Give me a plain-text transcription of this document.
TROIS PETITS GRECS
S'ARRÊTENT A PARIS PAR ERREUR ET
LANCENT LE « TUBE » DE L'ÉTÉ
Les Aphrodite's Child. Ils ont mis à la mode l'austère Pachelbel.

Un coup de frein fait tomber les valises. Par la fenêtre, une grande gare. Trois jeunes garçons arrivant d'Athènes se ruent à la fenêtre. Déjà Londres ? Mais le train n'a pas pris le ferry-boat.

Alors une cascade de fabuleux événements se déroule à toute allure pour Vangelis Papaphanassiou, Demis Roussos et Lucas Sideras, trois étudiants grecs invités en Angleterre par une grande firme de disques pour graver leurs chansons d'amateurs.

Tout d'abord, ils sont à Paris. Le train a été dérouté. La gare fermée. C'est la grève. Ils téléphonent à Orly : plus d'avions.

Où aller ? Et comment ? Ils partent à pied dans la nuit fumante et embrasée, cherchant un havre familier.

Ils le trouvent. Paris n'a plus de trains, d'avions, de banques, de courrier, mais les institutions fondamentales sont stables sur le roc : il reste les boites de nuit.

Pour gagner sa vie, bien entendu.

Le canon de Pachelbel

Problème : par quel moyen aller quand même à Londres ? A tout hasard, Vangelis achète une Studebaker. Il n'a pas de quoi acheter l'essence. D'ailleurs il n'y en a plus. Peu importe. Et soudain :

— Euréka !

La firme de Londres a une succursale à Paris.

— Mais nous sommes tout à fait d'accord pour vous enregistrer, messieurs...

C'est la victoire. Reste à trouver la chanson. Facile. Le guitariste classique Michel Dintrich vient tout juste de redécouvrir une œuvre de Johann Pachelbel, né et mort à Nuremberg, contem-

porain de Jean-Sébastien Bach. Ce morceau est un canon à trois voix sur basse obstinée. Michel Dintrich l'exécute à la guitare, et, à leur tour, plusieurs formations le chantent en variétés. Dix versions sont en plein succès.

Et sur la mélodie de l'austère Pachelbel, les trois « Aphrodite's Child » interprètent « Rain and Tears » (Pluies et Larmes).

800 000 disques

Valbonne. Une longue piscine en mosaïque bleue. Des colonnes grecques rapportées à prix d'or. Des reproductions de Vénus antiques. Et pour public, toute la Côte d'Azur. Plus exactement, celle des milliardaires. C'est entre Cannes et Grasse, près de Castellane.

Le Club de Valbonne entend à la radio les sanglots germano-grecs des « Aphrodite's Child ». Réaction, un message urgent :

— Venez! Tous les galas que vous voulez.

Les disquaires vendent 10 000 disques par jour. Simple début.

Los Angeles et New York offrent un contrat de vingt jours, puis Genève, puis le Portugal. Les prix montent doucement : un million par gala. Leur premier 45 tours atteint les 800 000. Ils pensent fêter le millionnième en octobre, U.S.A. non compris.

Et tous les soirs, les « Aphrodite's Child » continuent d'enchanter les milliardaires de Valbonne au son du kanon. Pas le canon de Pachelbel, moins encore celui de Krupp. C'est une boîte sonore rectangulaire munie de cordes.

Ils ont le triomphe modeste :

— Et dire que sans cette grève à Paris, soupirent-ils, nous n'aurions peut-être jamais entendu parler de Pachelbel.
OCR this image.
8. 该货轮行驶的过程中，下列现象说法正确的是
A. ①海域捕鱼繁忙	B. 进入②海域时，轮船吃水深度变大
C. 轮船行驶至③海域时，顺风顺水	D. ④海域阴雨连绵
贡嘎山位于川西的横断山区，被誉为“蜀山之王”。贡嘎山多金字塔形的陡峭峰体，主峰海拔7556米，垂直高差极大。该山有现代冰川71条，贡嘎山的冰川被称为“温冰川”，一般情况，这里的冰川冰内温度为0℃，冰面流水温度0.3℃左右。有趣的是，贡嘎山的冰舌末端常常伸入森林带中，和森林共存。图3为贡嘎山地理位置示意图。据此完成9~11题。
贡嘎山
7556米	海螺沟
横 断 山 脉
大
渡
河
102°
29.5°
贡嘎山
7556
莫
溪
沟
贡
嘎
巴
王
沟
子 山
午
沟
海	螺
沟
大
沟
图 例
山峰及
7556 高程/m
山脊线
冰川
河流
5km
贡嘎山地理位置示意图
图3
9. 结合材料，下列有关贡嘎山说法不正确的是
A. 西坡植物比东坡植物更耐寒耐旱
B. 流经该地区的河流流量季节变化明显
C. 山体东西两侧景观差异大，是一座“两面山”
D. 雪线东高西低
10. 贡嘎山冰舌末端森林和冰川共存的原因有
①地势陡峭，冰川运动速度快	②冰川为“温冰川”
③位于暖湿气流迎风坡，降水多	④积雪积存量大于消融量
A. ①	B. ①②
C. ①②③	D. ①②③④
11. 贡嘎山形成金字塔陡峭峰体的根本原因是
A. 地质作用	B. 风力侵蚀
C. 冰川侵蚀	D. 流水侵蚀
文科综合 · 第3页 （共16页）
━━━━━━
## Task requirements
In the records above, locate the lines holding the word "aller". Copy each of them.

## Result of the task
Où aller ? Et comment ? Ils partent à pied dans la nuit fumante et embrasée, cherchant un havre familier.
Problème : par quel moyen aller quand même à Londres ? A tout hasard, Vangelis achète une Studebaker. Il n'a pas de quoi acheter l'essence. D'ailleurs il n'y en a plus. Peu importe. Et soudain :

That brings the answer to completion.